Problem requirements
Render every line of the listing below as a Markdown table with the columns "Number" and "Text", one row per line. Skip blank lines and leave the pictures out.

Provided information
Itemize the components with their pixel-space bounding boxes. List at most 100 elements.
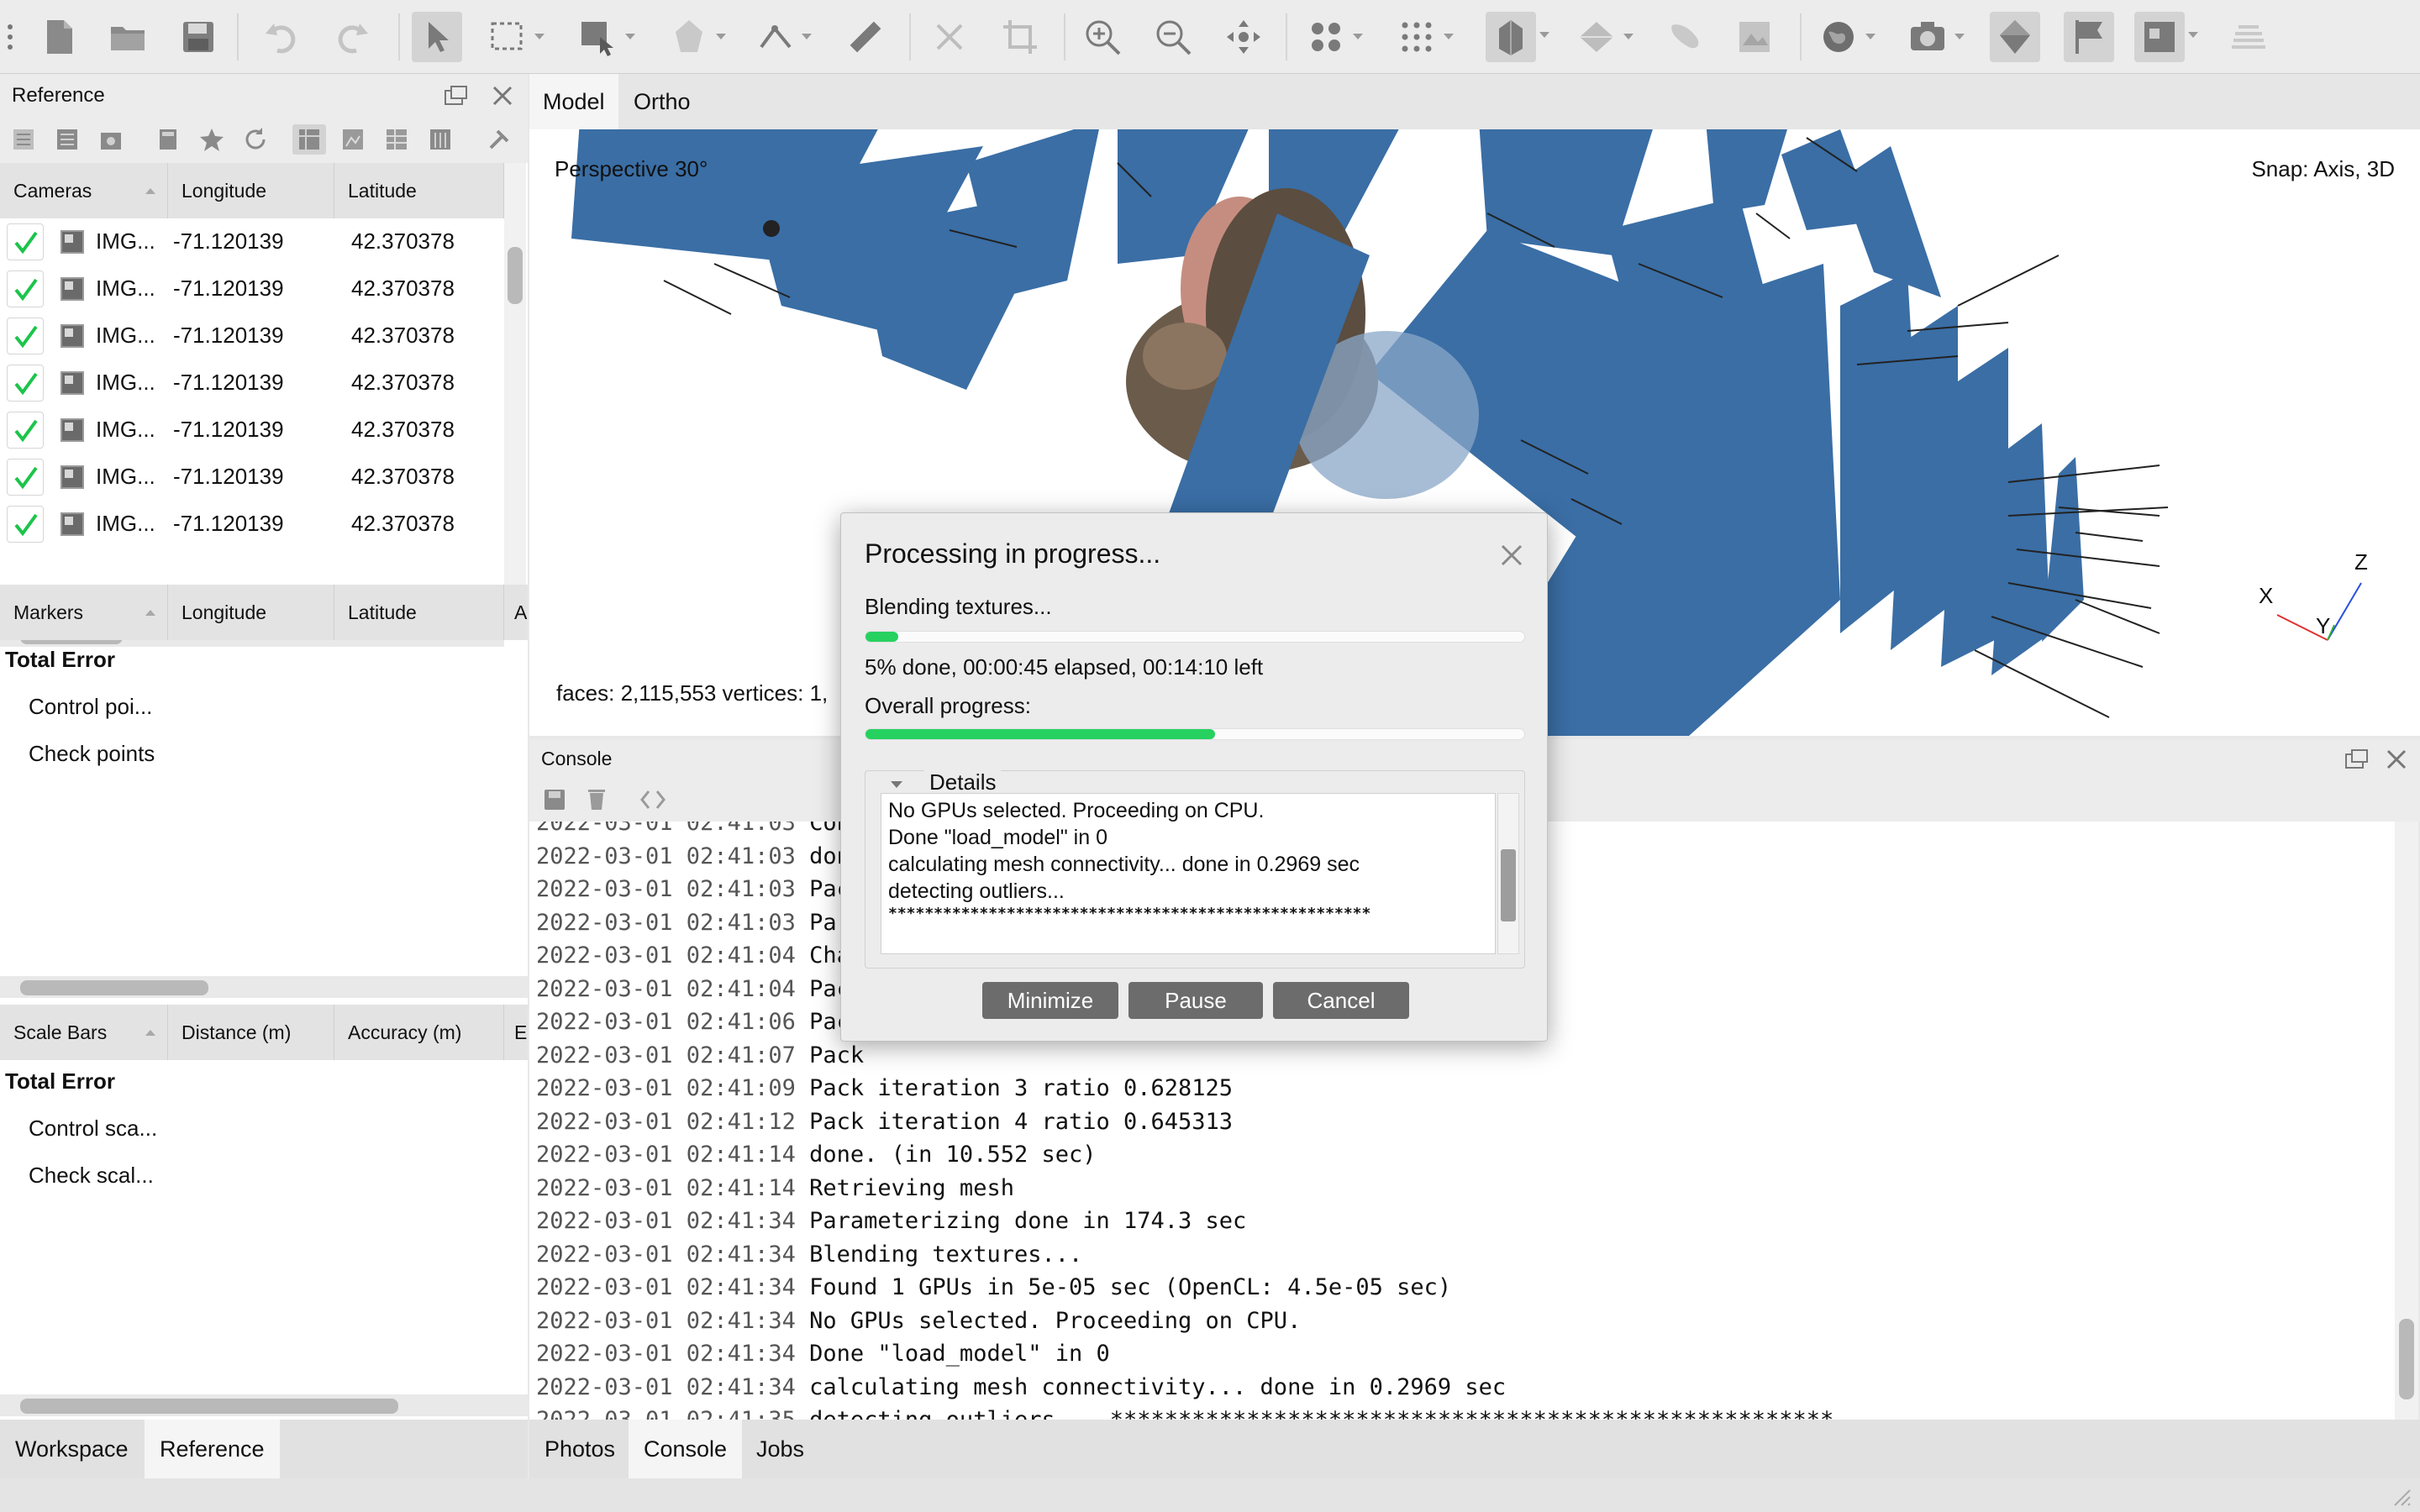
column-longitude[interactable]: Longitude [168,163,334,218]
column-error[interactable]: E [504,1005,528,1060]
view-variance-icon[interactable] [424,124,457,155]
view-source-icon[interactable] [292,124,326,155]
convert-reference-icon[interactable] [94,124,128,155]
scroll-thumb[interactable] [20,1399,398,1414]
tab-workspace[interactable]: Workspace [0,1420,144,1478]
scroll-thumb[interactable] [1501,849,1516,921]
calculator-icon[interactable] [151,124,185,155]
ruler-icon[interactable] [842,13,889,60]
star-icon[interactable] [195,124,229,155]
details-label[interactable]: Details [924,769,1002,795]
undo-icon[interactable] [257,13,304,60]
column-accuracy[interactable]: Accuracy (m) [334,1005,504,1060]
camera-enabled-checkbox[interactable] [7,412,44,449]
column-latitude[interactable]: Latitude [334,585,504,640]
show-cameras-icon[interactable] [1904,13,1965,60]
table-row[interactable]: IMG... -71.120139 42.370378 [0,218,504,265]
markers-total-error[interactable]: Total Error [5,647,115,673]
table-row[interactable]: IMG... -71.120139 42.370378 [0,407,504,454]
tab-model[interactable]: Model [529,74,618,129]
column-latitude[interactable]: Latitude [334,163,504,218]
camera-enabled-checkbox[interactable] [7,270,44,307]
show-tiled-icon[interactable] [1573,13,1634,60]
show-orthomosaic-icon[interactable] [1731,13,1778,60]
table-row[interactable]: IMG... -71.120139 42.370378 [0,454,504,501]
ruler-line-icon[interactable] [751,13,812,60]
scroll-thumb[interactable] [508,247,523,304]
tab-console[interactable]: Console [629,1420,743,1478]
run-script-icon[interactable] [639,788,667,811]
camera-enabled-checkbox[interactable] [7,365,44,402]
column-longitude[interactable]: Longitude [168,585,334,640]
show-texture-icon[interactable] [1662,13,1709,60]
column-markers[interactable]: Markers [0,585,168,640]
save-icon[interactable] [175,13,222,60]
settings-tools-icon[interactable] [482,124,516,155]
column-scale-bars[interactable]: Scale Bars [0,1005,168,1060]
details-vscroll[interactable] [1497,793,1519,954]
cancel-button[interactable]: Cancel [1273,982,1409,1019]
resize-grip-icon[interactable] [2388,1483,2412,1507]
scalebars-control[interactable]: Control sca... [29,1116,157,1142]
update-icon[interactable] [239,124,272,155]
import-reference-icon[interactable] [7,124,40,155]
scalebars-check[interactable]: Check scal... [29,1163,154,1189]
column-distance[interactable]: Distance (m) [168,1005,334,1060]
crop-icon[interactable] [997,13,1044,60]
show-model-icon[interactable] [1486,12,1549,62]
pause-button[interactable]: Pause [1128,982,1263,1019]
delete-icon[interactable] [926,13,973,60]
show-shapes-icon[interactable] [1990,12,2040,62]
column-cameras[interactable]: Cameras [0,163,168,218]
view-errors-icon[interactable] [380,124,413,155]
markers-control-points[interactable]: Control poi... [29,694,152,720]
markers-check-points[interactable]: Check points [29,741,155,767]
camera-enabled-checkbox[interactable] [7,318,44,354]
show-dense-icon[interactable] [1393,13,1454,60]
open-folder-icon[interactable] [104,13,151,60]
scalebars-total-error[interactable]: Total Error [5,1068,115,1095]
tab-photos[interactable]: Photos [529,1420,630,1478]
scroll-thumb[interactable] [2399,1319,2414,1399]
clear-log-icon[interactable] [583,786,610,813]
tab-ortho[interactable]: Ortho [620,74,704,129]
export-reference-icon[interactable] [50,124,84,155]
new-document-icon[interactable] [35,13,82,60]
console-vscroll[interactable] [2395,822,2418,1420]
minimize-button[interactable]: Minimize [982,982,1118,1019]
cameras-vscroll[interactable] [504,163,526,625]
markers-hscroll[interactable] [0,976,528,998]
show-points-icon[interactable] [1302,13,1363,60]
table-row[interactable]: IMG... -71.120139 42.370378 [0,501,504,548]
zoom-out-icon[interactable] [1150,13,1197,60]
close-icon[interactable] [2385,748,2408,771]
transform-object-icon[interactable] [575,13,635,60]
zoom-in-icon[interactable] [1079,13,1126,60]
redo-icon[interactable] [329,13,376,60]
undock-icon[interactable] [444,84,469,108]
table-row[interactable]: IMG... -71.120139 42.370378 [0,265,504,312]
tab-jobs[interactable]: Jobs [741,1420,819,1478]
undock-icon[interactable] [2344,748,2370,771]
collapse-details-icon[interactable] [891,781,902,788]
show-markers-icon[interactable] [2064,12,2114,62]
move-region-icon[interactable] [666,13,726,60]
show-laser-icon[interactable] [2225,13,2272,60]
scroll-thumb[interactable] [20,980,208,995]
more-icon[interactable] [0,13,20,60]
select-arrow-icon[interactable] [412,12,462,62]
reset-view-icon[interactable] [1220,13,1267,60]
show-basemap-icon[interactable] [1815,13,1876,60]
close-icon[interactable] [1498,542,1525,569]
scalebars-hscroll[interactable] [0,1394,528,1416]
close-icon[interactable] [491,84,514,108]
view-estimated-icon[interactable] [336,124,370,155]
column-accuracy[interactable]: A [504,585,528,640]
camera-enabled-checkbox[interactable] [7,223,44,260]
show-dem-icon[interactable] [2134,12,2198,62]
camera-enabled-checkbox[interactable] [7,506,44,543]
details-log[interactable]: No GPUs selected. Proceeding on CPU. Done… [881,793,1496,954]
save-log-icon[interactable] [541,786,568,813]
table-row[interactable]: IMG... -71.120139 42.370378 [0,360,504,407]
camera-enabled-checkbox[interactable] [7,459,44,496]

In response
| Number | Text |
|---|---|
| 1 | Itemize the components with their pixel-space bounding boxes. List at most 100 elements. |
| 2 | column-longitude[interactable]: Longitude [168,163,334,218] |
| 3 | column-error[interactable]: E [504,1005,528,1060] |
| 4 | view-variance-icon[interactable] [424,124,457,155] |
| 5 | view-source-icon[interactable] [292,124,326,155] |
| 6 | convert-reference-icon[interactable] [94,124,128,155] |
| 7 | scroll-thumb[interactable] [20,1399,398,1414] |
| 8 | tab-workspace[interactable]: Workspace [0,1420,144,1478] |
| 9 | scroll-thumb[interactable] [1501,849,1516,921] |
| 10 | calculator-icon[interactable] [151,124,185,155] |
| 11 | ruler-icon[interactable] [842,13,889,60] |
| 12 | star-icon[interactable] [195,124,229,155] |
| 13 | details-label[interactable]: Details [924,769,1002,795] |
| 14 | undo-icon[interactable] [257,13,304,60] |
| 15 | column-accuracy[interactable]: Accuracy (m) [334,1005,504,1060] |
| 16 | camera-enabled-checkbox[interactable] [7,412,44,449] |
| 17 | column-latitude[interactable]: Latitude [334,585,504,640] |
| 18 | show-cameras-icon[interactable] [1904,13,1965,60] |
| 19 | table-row[interactable]: IMG... -71.120139 42.370378 [0,218,504,265] |
| 20 | markers-total-error[interactable]: Total Error [5,647,115,673] |
| 21 | table-row[interactable]: IMG... -71.120139 42.370378 [0,407,504,454] |
| 22 | tab-model[interactable]: Model [529,74,618,129] |
| 23 | column-latitude[interactable]: Latitude [334,163,504,218] |
| 24 | camera-enabled-checkbox[interactable] [7,270,44,307] |
| 25 | show-tiled-icon[interactable] [1573,13,1634,60] |
| 26 | show-orthomosaic-icon[interactable] [1731,13,1778,60] |
| 27 | table-row[interactable]: IMG... -71.120139 42.370378 [0,454,504,501] |
| 28 | ruler-line-icon[interactable] [751,13,812,60] |
| 29 | scroll-thumb[interactable] [508,247,523,304] |
| 30 | tab-console[interactable]: Console [629,1420,743,1478] |
| 31 | run-script-icon[interactable] [639,788,667,811] |
| 32 | camera-enabled-checkbox[interactable] [7,365,44,402] |
| 33 | column-longitude[interactable]: Longitude [168,585,334,640] |
| 34 | show-texture-icon[interactable] [1662,13,1709,60] |
| 35 | column-markers[interactable]: Markers [0,585,168,640] |
| 36 | save-icon[interactable] [175,13,222,60] |
| 37 | settings-tools-icon[interactable] [482,124,516,155] |
| 38 | column-scale-bars[interactable]: Scale Bars [0,1005,168,1060] |
| 39 | details-vscroll[interactable] [1497,793,1519,954] |
| 40 | cancel-button[interactable]: Cancel [1273,982,1409,1019] |
| 41 | resize-grip-icon[interactable] [2388,1483,2412,1507] |
| 42 | scalebars-control[interactable]: Control sca... [29,1116,157,1142] |
| 43 | update-icon[interactable] [239,124,272,155] |
| 44 | import-reference-icon[interactable] [7,124,40,155] |
| 45 | scalebars-check[interactable]: Check scal... [29,1163,154,1189] |
| 46 | column-distance[interactable]: Distance (m) [168,1005,334,1060] |
| 47 | crop-icon[interactable] [997,13,1044,60] |
| 48 | show-model-icon[interactable] [1486,12,1549,62] |
| 49 | pause-button[interactable]: Pause [1128,982,1263,1019] |
| 50 | delete-icon[interactable] [926,13,973,60] |
| 51 | show-shapes-icon[interactable] [1990,12,2040,62] |
| 52 | column-cameras[interactable]: Cameras [0,163,168,218] |
| 53 | view-errors-icon[interactable] [380,124,413,155] |
| 54 | markers-control-points[interactable]: Control poi... [29,694,152,720] |
| 55 | markers-check-points[interactable]: Check points [29,741,155,767] |
| 56 | camera-enabled-checkbox[interactable] [7,318,44,354] |
| 57 | show-dense-icon[interactable] [1393,13,1454,60] |
| 58 | open-folder-icon[interactable] [104,13,151,60] |
| 59 | scalebars-total-error[interactable]: Total Error [5,1068,115,1095] |
| 60 | tab-photos[interactable]: Photos [529,1420,630,1478] |
| 61 | scroll-thumb[interactable] [2399,1319,2414,1399] |
| 62 | clear-log-icon[interactable] [583,786,610,813] |
| 63 | tab-ortho[interactable]: Ortho [620,74,704,129] |
| 64 | export-reference-icon[interactable] [50,124,84,155] |
| 65 | new-document-icon[interactable] [35,13,82,60] |
| 66 | console-vscroll[interactable] [2395,822,2418,1420] |
| 67 | minimize-button[interactable]: Minimize [982,982,1118,1019] |
| 68 | cameras-vscroll[interactable] [504,163,526,625] |
| 69 | markers-hscroll[interactable] [0,976,528,998] |
| 70 | show-points-icon[interactable] [1302,13,1363,60] |
| 71 | table-row[interactable]: IMG... -71.120139 42.370378 [0,501,504,548] |
| 72 | zoom-out-icon[interactable] [1150,13,1197,60] |
| 73 | close-icon[interactable] [2385,748,2408,771] |
| 74 | transform-object-icon[interactable] [575,13,635,60] |
| 75 | zoom-in-icon[interactable] [1079,13,1126,60] |
| 76 | redo-icon[interactable] [329,13,376,60] |
| 77 | undock-icon[interactable] [444,84,469,108] |
| 78 | table-row[interactable]: IMG... -71.120139 42.370378 [0,265,504,312] |
| 79 | tab-jobs[interactable]: Jobs [741,1420,819,1478] |
| 80 | undock-icon[interactable] [2344,748,2370,771] |
| 81 | collapse-details-icon[interactable] [891,781,902,788] |
| 82 | show-markers-icon[interactable] [2064,12,2114,62] |
| 83 | move-region-icon[interactable] [666,13,726,60] |
| 84 | show-laser-icon[interactable] [2225,13,2272,60] |
| 85 | scroll-thumb[interactable] [20,980,208,995] |
| 86 | more-icon[interactable] [0,13,20,60] |
| 87 | select-arrow-icon[interactable] [412,12,462,62] |
| 88 | reset-view-icon[interactable] [1220,13,1267,60] |
| 89 | show-basemap-icon[interactable] [1815,13,1876,60] |
| 90 | close-icon[interactable] [1498,542,1525,569] |
| 91 | scalebars-hscroll[interactable] [0,1394,528,1416] |
| 92 | close-icon[interactable] [491,84,514,108] |
| 93 | view-estimated-icon[interactable] [336,124,370,155] |
| 94 | column-accuracy[interactable]: A [504,585,528,640] |
| 95 | camera-enabled-checkbox[interactable] [7,223,44,260] |
| 96 | show-dem-icon[interactable] [2134,12,2198,62] |
| 97 | camera-enabled-checkbox[interactable] [7,506,44,543] |
| 98 | details-log[interactable]: No GPUs selected. Proceeding on CPU. Done… [881,793,1496,954] |
| 99 | save-log-icon[interactable] [541,786,568,813] |
| 100 | table-row[interactable]: IMG... -71.120139 42.370378 [0,360,504,407] |
| 101 | camera-enabled-checkbox[interactable] [7,459,44,496] |